Data for processing:
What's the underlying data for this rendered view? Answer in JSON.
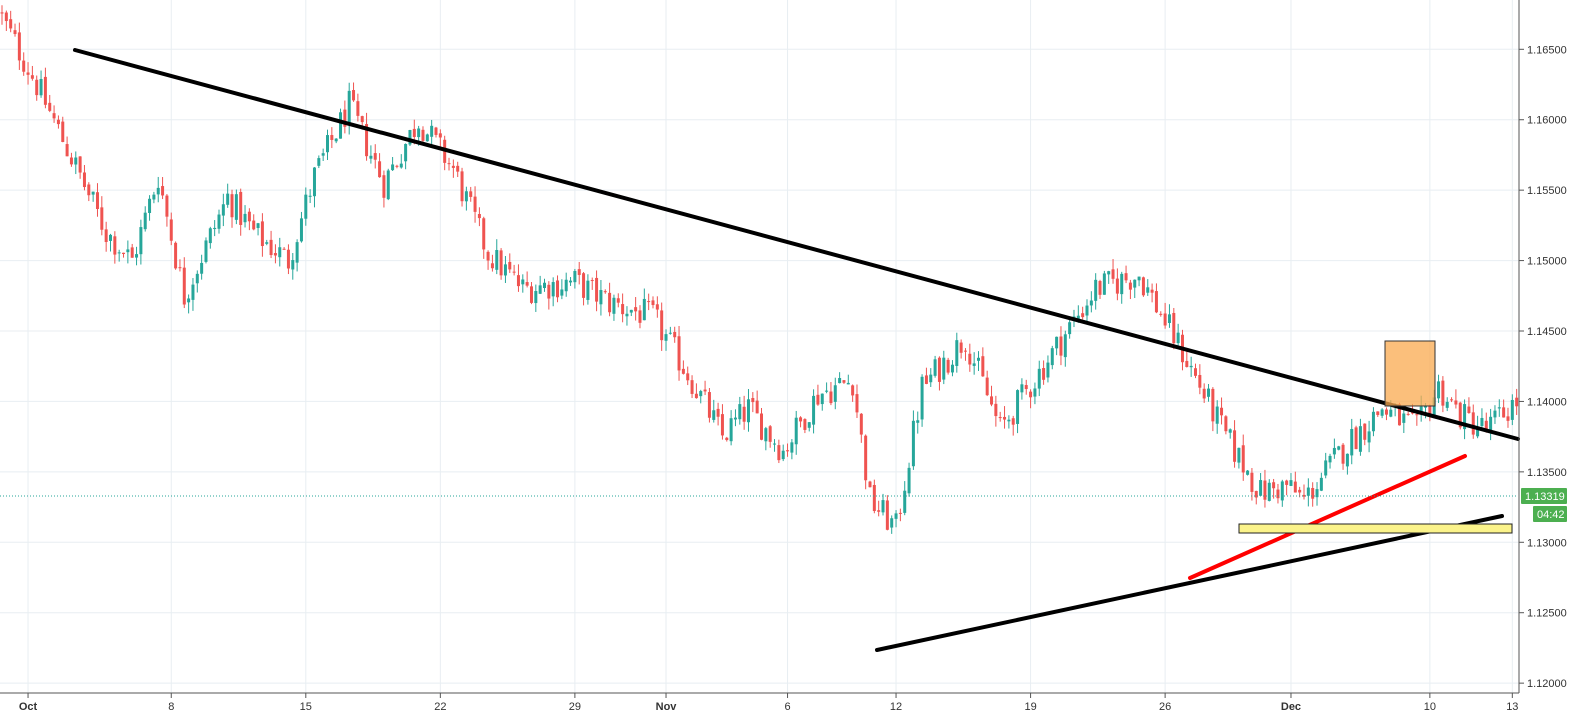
{
  "chart_data": {
    "type": "candlestick",
    "price_axis": {
      "ticks": [
        "1.16500",
        "1.16000",
        "1.15500",
        "1.15000",
        "1.14500",
        "1.14000",
        "1.13500",
        "1.13000",
        "1.12500",
        "1.12000"
      ],
      "tick_values": [
        1.165,
        1.16,
        1.155,
        1.15,
        1.145,
        1.14,
        1.135,
        1.13,
        1.125,
        1.12
      ],
      "range": [
        1.1193,
        1.1685
      ]
    },
    "time_axis": {
      "ticks": [
        "Oct",
        "8",
        "15",
        "22",
        "29",
        "Nov",
        "6",
        "12",
        "19",
        "26",
        "Dec",
        "10",
        "13"
      ],
      "tick_index": [
        6,
        39,
        70,
        101,
        132,
        153,
        181,
        206,
        237,
        268,
        297,
        329,
        348
      ],
      "bar_count": 350
    },
    "anchors": [
      [
        0,
        1.1672
      ],
      [
        8,
        1.1625
      ],
      [
        18,
        1.156
      ],
      [
        24,
        1.152
      ],
      [
        30,
        1.15
      ],
      [
        36,
        1.156
      ],
      [
        42,
        1.1475
      ],
      [
        52,
        1.1545
      ],
      [
        58,
        1.152
      ],
      [
        66,
        1.15
      ],
      [
        72,
        1.156
      ],
      [
        80,
        1.161
      ],
      [
        88,
        1.1555
      ],
      [
        96,
        1.16
      ],
      [
        104,
        1.1565
      ],
      [
        112,
        1.1505
      ],
      [
        120,
        1.148
      ],
      [
        132,
        1.1485
      ],
      [
        140,
        1.147
      ],
      [
        150,
        1.146
      ],
      [
        158,
        1.142
      ],
      [
        166,
        1.1375
      ],
      [
        172,
        1.1395
      ],
      [
        180,
        1.1365
      ],
      [
        188,
        1.1405
      ],
      [
        196,
        1.1415
      ],
      [
        200,
        1.133
      ],
      [
        206,
        1.131
      ],
      [
        212,
        1.141
      ],
      [
        222,
        1.1445
      ],
      [
        230,
        1.138
      ],
      [
        240,
        1.1425
      ],
      [
        252,
        1.148
      ],
      [
        262,
        1.149
      ],
      [
        272,
        1.1435
      ],
      [
        282,
        1.1375
      ],
      [
        290,
        1.1335
      ],
      [
        296,
        1.134
      ],
      [
        300,
        1.133
      ],
      [
        310,
        1.137
      ],
      [
        318,
        1.1395
      ],
      [
        326,
        1.138
      ],
      [
        331,
        1.141
      ],
      [
        336,
        1.139
      ],
      [
        342,
        1.138
      ],
      [
        349,
        1.14
      ]
    ],
    "current_price": "1.13319",
    "countdown": "04:42",
    "colors": {
      "up": "#26a69a",
      "down": "#ef5350",
      "grid": "#e8eef2",
      "axis": "#555555",
      "badge": "#4caf50"
    }
  }
}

Exercise directions: Reproduce the full listing faithfully, but do not carry over any pictures.

Completed task:
What's the underlying data for this rendered view? Answer in JSON.
{
  "chart_data": {
    "type": "candlestick",
    "price_axis": {
      "ticks": [
        "1.16500",
        "1.16000",
        "1.15500",
        "1.15000",
        "1.14500",
        "1.14000",
        "1.13500",
        "1.13000",
        "1.12500",
        "1.12000"
      ],
      "tick_values": [
        1.165,
        1.16,
        1.155,
        1.15,
        1.145,
        1.14,
        1.135,
        1.13,
        1.125,
        1.12
      ],
      "range": [
        1.1193,
        1.1685
      ]
    },
    "time_axis": {
      "ticks": [
        "Oct",
        "8",
        "15",
        "22",
        "29",
        "Nov",
        "6",
        "12",
        "19",
        "26",
        "Dec",
        "10",
        "13"
      ],
      "tick_index": [
        6,
        39,
        70,
        101,
        132,
        153,
        181,
        206,
        237,
        268,
        297,
        329,
        348
      ],
      "bar_count": 350
    },
    "anchors": [
      [
        0,
        1.1672
      ],
      [
        8,
        1.1625
      ],
      [
        18,
        1.156
      ],
      [
        24,
        1.152
      ],
      [
        30,
        1.15
      ],
      [
        36,
        1.156
      ],
      [
        42,
        1.1475
      ],
      [
        52,
        1.1545
      ],
      [
        58,
        1.152
      ],
      [
        66,
        1.15
      ],
      [
        72,
        1.156
      ],
      [
        80,
        1.161
      ],
      [
        88,
        1.1555
      ],
      [
        96,
        1.16
      ],
      [
        104,
        1.1565
      ],
      [
        112,
        1.1505
      ],
      [
        120,
        1.148
      ],
      [
        132,
        1.1485
      ],
      [
        140,
        1.147
      ],
      [
        150,
        1.146
      ],
      [
        158,
        1.142
      ],
      [
        166,
        1.1375
      ],
      [
        172,
        1.1395
      ],
      [
        180,
        1.1365
      ],
      [
        188,
        1.1405
      ],
      [
        196,
        1.1415
      ],
      [
        200,
        1.133
      ],
      [
        206,
        1.131
      ],
      [
        212,
        1.141
      ],
      [
        222,
        1.1445
      ],
      [
        230,
        1.138
      ],
      [
        240,
        1.1425
      ],
      [
        252,
        1.148
      ],
      [
        262,
        1.149
      ],
      [
        272,
        1.1435
      ],
      [
        282,
        1.1375
      ],
      [
        290,
        1.1335
      ],
      [
        296,
        1.134
      ],
      [
        300,
        1.133
      ],
      [
        310,
        1.137
      ],
      [
        318,
        1.1395
      ],
      [
        326,
        1.138
      ],
      [
        331,
        1.141
      ],
      [
        336,
        1.139
      ],
      [
        342,
        1.138
      ],
      [
        349,
        1.14
      ]
    ],
    "current_price": "1.13319",
    "countdown": "04:42",
    "colors": {
      "up": "#26a69a",
      "down": "#ef5350",
      "grid": "#e8eef2",
      "axis": "#555555",
      "badge": "#4caf50"
    }
  }
}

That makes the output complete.